>> BEGIN Data records

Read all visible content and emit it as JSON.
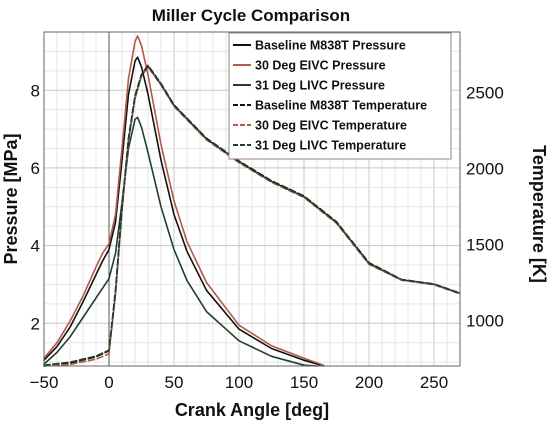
{
  "chart_data": {
    "type": "line",
    "title": "Miller Cycle Comparison",
    "xlabel": "Crank Angle [deg]",
    "ylabel_left": "Pressure [MPa]",
    "ylabel_right": "Temperature [K]",
    "xlim": [
      -50,
      270
    ],
    "ylim_left": [
      0.9,
      9.5
    ],
    "ylim_right": [
      700,
      2900
    ],
    "x_ticks": [
      -50,
      0,
      50,
      100,
      150,
      200,
      250
    ],
    "y_ticks_left": [
      2,
      4,
      6,
      8
    ],
    "y_ticks_right": [
      1000,
      1500,
      2000,
      2500
    ],
    "grid": true,
    "legend_position": "top-right",
    "series": [
      {
        "name": "Baseline M838T Pressure",
        "axis": "left",
        "color": "#111111",
        "dash": "solid",
        "points": [
          [
            -50,
            1.05
          ],
          [
            -40,
            1.4
          ],
          [
            -30,
            1.9
          ],
          [
            -20,
            2.55
          ],
          [
            -10,
            3.25
          ],
          [
            -5,
            3.6
          ],
          [
            0,
            3.9
          ],
          [
            5,
            4.6
          ],
          [
            10,
            6.2
          ],
          [
            15,
            7.9
          ],
          [
            20,
            8.75
          ],
          [
            22,
            8.85
          ],
          [
            25,
            8.6
          ],
          [
            30,
            7.9
          ],
          [
            40,
            6.2
          ],
          [
            50,
            4.8
          ],
          [
            60,
            3.85
          ],
          [
            75,
            2.85
          ],
          [
            100,
            1.85
          ],
          [
            125,
            1.35
          ],
          [
            150,
            1.05
          ],
          [
            165,
            0.9
          ]
        ]
      },
      {
        "name": "30 Deg EIVC Pressure",
        "axis": "left",
        "color": "#b05a48",
        "dash": "solid",
        "points": [
          [
            -50,
            1.1
          ],
          [
            -40,
            1.5
          ],
          [
            -30,
            2.05
          ],
          [
            -20,
            2.7
          ],
          [
            -10,
            3.45
          ],
          [
            -5,
            3.8
          ],
          [
            0,
            4.05
          ],
          [
            5,
            4.8
          ],
          [
            10,
            6.5
          ],
          [
            15,
            8.3
          ],
          [
            20,
            9.25
          ],
          [
            22,
            9.4
          ],
          [
            25,
            9.15
          ],
          [
            30,
            8.4
          ],
          [
            40,
            6.6
          ],
          [
            50,
            5.15
          ],
          [
            60,
            4.1
          ],
          [
            75,
            3.05
          ],
          [
            100,
            1.95
          ],
          [
            125,
            1.42
          ],
          [
            150,
            1.1
          ],
          [
            165,
            0.92
          ]
        ]
      },
      {
        "name": "31 Deg LIVC Pressure",
        "axis": "left",
        "color": "#1f3f2f",
        "dash": "solid",
        "points": [
          [
            -50,
            0.95
          ],
          [
            -40,
            1.25
          ],
          [
            -30,
            1.65
          ],
          [
            -20,
            2.15
          ],
          [
            -10,
            2.65
          ],
          [
            -5,
            2.9
          ],
          [
            0,
            3.15
          ],
          [
            5,
            3.8
          ],
          [
            10,
            5.1
          ],
          [
            15,
            6.5
          ],
          [
            20,
            7.25
          ],
          [
            22,
            7.3
          ],
          [
            25,
            7.05
          ],
          [
            30,
            6.4
          ],
          [
            40,
            5.0
          ],
          [
            50,
            3.9
          ],
          [
            60,
            3.1
          ],
          [
            75,
            2.3
          ],
          [
            100,
            1.55
          ],
          [
            125,
            1.15
          ],
          [
            150,
            0.92
          ],
          [
            160,
            0.85
          ]
        ]
      },
      {
        "name": "Baseline M838T Temperature",
        "axis": "right",
        "color": "#111111",
        "dash": "dashed",
        "points": [
          [
            -50,
            700
          ],
          [
            -30,
            720
          ],
          [
            -10,
            760
          ],
          [
            0,
            800
          ],
          [
            5,
            1200
          ],
          [
            10,
            1750
          ],
          [
            15,
            2200
          ],
          [
            20,
            2480
          ],
          [
            25,
            2620
          ],
          [
            30,
            2680
          ],
          [
            40,
            2560
          ],
          [
            50,
            2420
          ],
          [
            75,
            2200
          ],
          [
            100,
            2050
          ],
          [
            125,
            1920
          ],
          [
            150,
            1820
          ],
          [
            175,
            1650
          ],
          [
            200,
            1380
          ],
          [
            225,
            1270
          ],
          [
            250,
            1240
          ],
          [
            270,
            1180
          ]
        ]
      },
      {
        "name": "30 Deg EIVC Temperature",
        "axis": "right",
        "color": "#b05a48",
        "dash": "dashed",
        "points": [
          [
            -50,
            690
          ],
          [
            -30,
            710
          ],
          [
            -10,
            745
          ],
          [
            0,
            780
          ],
          [
            5,
            1170
          ],
          [
            10,
            1720
          ],
          [
            15,
            2180
          ],
          [
            20,
            2460
          ],
          [
            25,
            2610
          ],
          [
            30,
            2670
          ],
          [
            40,
            2550
          ],
          [
            50,
            2410
          ],
          [
            75,
            2190
          ],
          [
            100,
            2040
          ],
          [
            125,
            1910
          ],
          [
            150,
            1810
          ],
          [
            175,
            1640
          ],
          [
            200,
            1370
          ],
          [
            225,
            1265
          ],
          [
            250,
            1235
          ],
          [
            270,
            1175
          ]
        ]
      },
      {
        "name": "31 Deg LIVC Temperature",
        "axis": "right",
        "color": "#1f3f2f",
        "dash": "dashed",
        "points": [
          [
            -50,
            705
          ],
          [
            -30,
            725
          ],
          [
            -10,
            765
          ],
          [
            0,
            805
          ],
          [
            5,
            1180
          ],
          [
            10,
            1730
          ],
          [
            15,
            2190
          ],
          [
            20,
            2470
          ],
          [
            25,
            2615
          ],
          [
            30,
            2675
          ],
          [
            40,
            2555
          ],
          [
            50,
            2415
          ],
          [
            75,
            2195
          ],
          [
            100,
            2045
          ],
          [
            125,
            1915
          ],
          [
            150,
            1815
          ],
          [
            175,
            1645
          ],
          [
            200,
            1375
          ],
          [
            225,
            1268
          ],
          [
            250,
            1238
          ],
          [
            270,
            1178
          ]
        ]
      }
    ]
  }
}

>> END Data records

> [Work instructions]: Restate each of the entries above word for word and skip every image.

> [Worked solution]:
Read all visible content and emit it as JSON.
{
  "chart_data": {
    "type": "line",
    "title": "Miller Cycle Comparison",
    "xlabel": "Crank Angle [deg]",
    "ylabel_left": "Pressure [MPa]",
    "ylabel_right": "Temperature [K]",
    "xlim": [
      -50,
      270
    ],
    "ylim_left": [
      0.9,
      9.5
    ],
    "ylim_right": [
      700,
      2900
    ],
    "x_ticks": [
      -50,
      0,
      50,
      100,
      150,
      200,
      250
    ],
    "y_ticks_left": [
      2,
      4,
      6,
      8
    ],
    "y_ticks_right": [
      1000,
      1500,
      2000,
      2500
    ],
    "grid": true,
    "legend_position": "top-right",
    "series": [
      {
        "name": "Baseline M838T Pressure",
        "axis": "left",
        "color": "#111111",
        "dash": "solid",
        "points": [
          [
            -50,
            1.05
          ],
          [
            -40,
            1.4
          ],
          [
            -30,
            1.9
          ],
          [
            -20,
            2.55
          ],
          [
            -10,
            3.25
          ],
          [
            -5,
            3.6
          ],
          [
            0,
            3.9
          ],
          [
            5,
            4.6
          ],
          [
            10,
            6.2
          ],
          [
            15,
            7.9
          ],
          [
            20,
            8.75
          ],
          [
            22,
            8.85
          ],
          [
            25,
            8.6
          ],
          [
            30,
            7.9
          ],
          [
            40,
            6.2
          ],
          [
            50,
            4.8
          ],
          [
            60,
            3.85
          ],
          [
            75,
            2.85
          ],
          [
            100,
            1.85
          ],
          [
            125,
            1.35
          ],
          [
            150,
            1.05
          ],
          [
            165,
            0.9
          ]
        ]
      },
      {
        "name": "30 Deg EIVC Pressure",
        "axis": "left",
        "color": "#b05a48",
        "dash": "solid",
        "points": [
          [
            -50,
            1.1
          ],
          [
            -40,
            1.5
          ],
          [
            -30,
            2.05
          ],
          [
            -20,
            2.7
          ],
          [
            -10,
            3.45
          ],
          [
            -5,
            3.8
          ],
          [
            0,
            4.05
          ],
          [
            5,
            4.8
          ],
          [
            10,
            6.5
          ],
          [
            15,
            8.3
          ],
          [
            20,
            9.25
          ],
          [
            22,
            9.4
          ],
          [
            25,
            9.15
          ],
          [
            30,
            8.4
          ],
          [
            40,
            6.6
          ],
          [
            50,
            5.15
          ],
          [
            60,
            4.1
          ],
          [
            75,
            3.05
          ],
          [
            100,
            1.95
          ],
          [
            125,
            1.42
          ],
          [
            150,
            1.1
          ],
          [
            165,
            0.92
          ]
        ]
      },
      {
        "name": "31 Deg LIVC Pressure",
        "axis": "left",
        "color": "#1f3f2f",
        "dash": "solid",
        "points": [
          [
            -50,
            0.95
          ],
          [
            -40,
            1.25
          ],
          [
            -30,
            1.65
          ],
          [
            -20,
            2.15
          ],
          [
            -10,
            2.65
          ],
          [
            -5,
            2.9
          ],
          [
            0,
            3.15
          ],
          [
            5,
            3.8
          ],
          [
            10,
            5.1
          ],
          [
            15,
            6.5
          ],
          [
            20,
            7.25
          ],
          [
            22,
            7.3
          ],
          [
            25,
            7.05
          ],
          [
            30,
            6.4
          ],
          [
            40,
            5.0
          ],
          [
            50,
            3.9
          ],
          [
            60,
            3.1
          ],
          [
            75,
            2.3
          ],
          [
            100,
            1.55
          ],
          [
            125,
            1.15
          ],
          [
            150,
            0.92
          ],
          [
            160,
            0.85
          ]
        ]
      },
      {
        "name": "Baseline M838T Temperature",
        "axis": "right",
        "color": "#111111",
        "dash": "dashed",
        "points": [
          [
            -50,
            700
          ],
          [
            -30,
            720
          ],
          [
            -10,
            760
          ],
          [
            0,
            800
          ],
          [
            5,
            1200
          ],
          [
            10,
            1750
          ],
          [
            15,
            2200
          ],
          [
            20,
            2480
          ],
          [
            25,
            2620
          ],
          [
            30,
            2680
          ],
          [
            40,
            2560
          ],
          [
            50,
            2420
          ],
          [
            75,
            2200
          ],
          [
            100,
            2050
          ],
          [
            125,
            1920
          ],
          [
            150,
            1820
          ],
          [
            175,
            1650
          ],
          [
            200,
            1380
          ],
          [
            225,
            1270
          ],
          [
            250,
            1240
          ],
          [
            270,
            1180
          ]
        ]
      },
      {
        "name": "30 Deg EIVC Temperature",
        "axis": "right",
        "color": "#b05a48",
        "dash": "dashed",
        "points": [
          [
            -50,
            690
          ],
          [
            -30,
            710
          ],
          [
            -10,
            745
          ],
          [
            0,
            780
          ],
          [
            5,
            1170
          ],
          [
            10,
            1720
          ],
          [
            15,
            2180
          ],
          [
            20,
            2460
          ],
          [
            25,
            2610
          ],
          [
            30,
            2670
          ],
          [
            40,
            2550
          ],
          [
            50,
            2410
          ],
          [
            75,
            2190
          ],
          [
            100,
            2040
          ],
          [
            125,
            1910
          ],
          [
            150,
            1810
          ],
          [
            175,
            1640
          ],
          [
            200,
            1370
          ],
          [
            225,
            1265
          ],
          [
            250,
            1235
          ],
          [
            270,
            1175
          ]
        ]
      },
      {
        "name": "31 Deg LIVC Temperature",
        "axis": "right",
        "color": "#1f3f2f",
        "dash": "dashed",
        "points": [
          [
            -50,
            705
          ],
          [
            -30,
            725
          ],
          [
            -10,
            765
          ],
          [
            0,
            805
          ],
          [
            5,
            1180
          ],
          [
            10,
            1730
          ],
          [
            15,
            2190
          ],
          [
            20,
            2470
          ],
          [
            25,
            2615
          ],
          [
            30,
            2675
          ],
          [
            40,
            2555
          ],
          [
            50,
            2415
          ],
          [
            75,
            2195
          ],
          [
            100,
            2045
          ],
          [
            125,
            1915
          ],
          [
            150,
            1815
          ],
          [
            175,
            1645
          ],
          [
            200,
            1375
          ],
          [
            225,
            1268
          ],
          [
            250,
            1238
          ],
          [
            270,
            1178
          ]
        ]
      }
    ]
  }
}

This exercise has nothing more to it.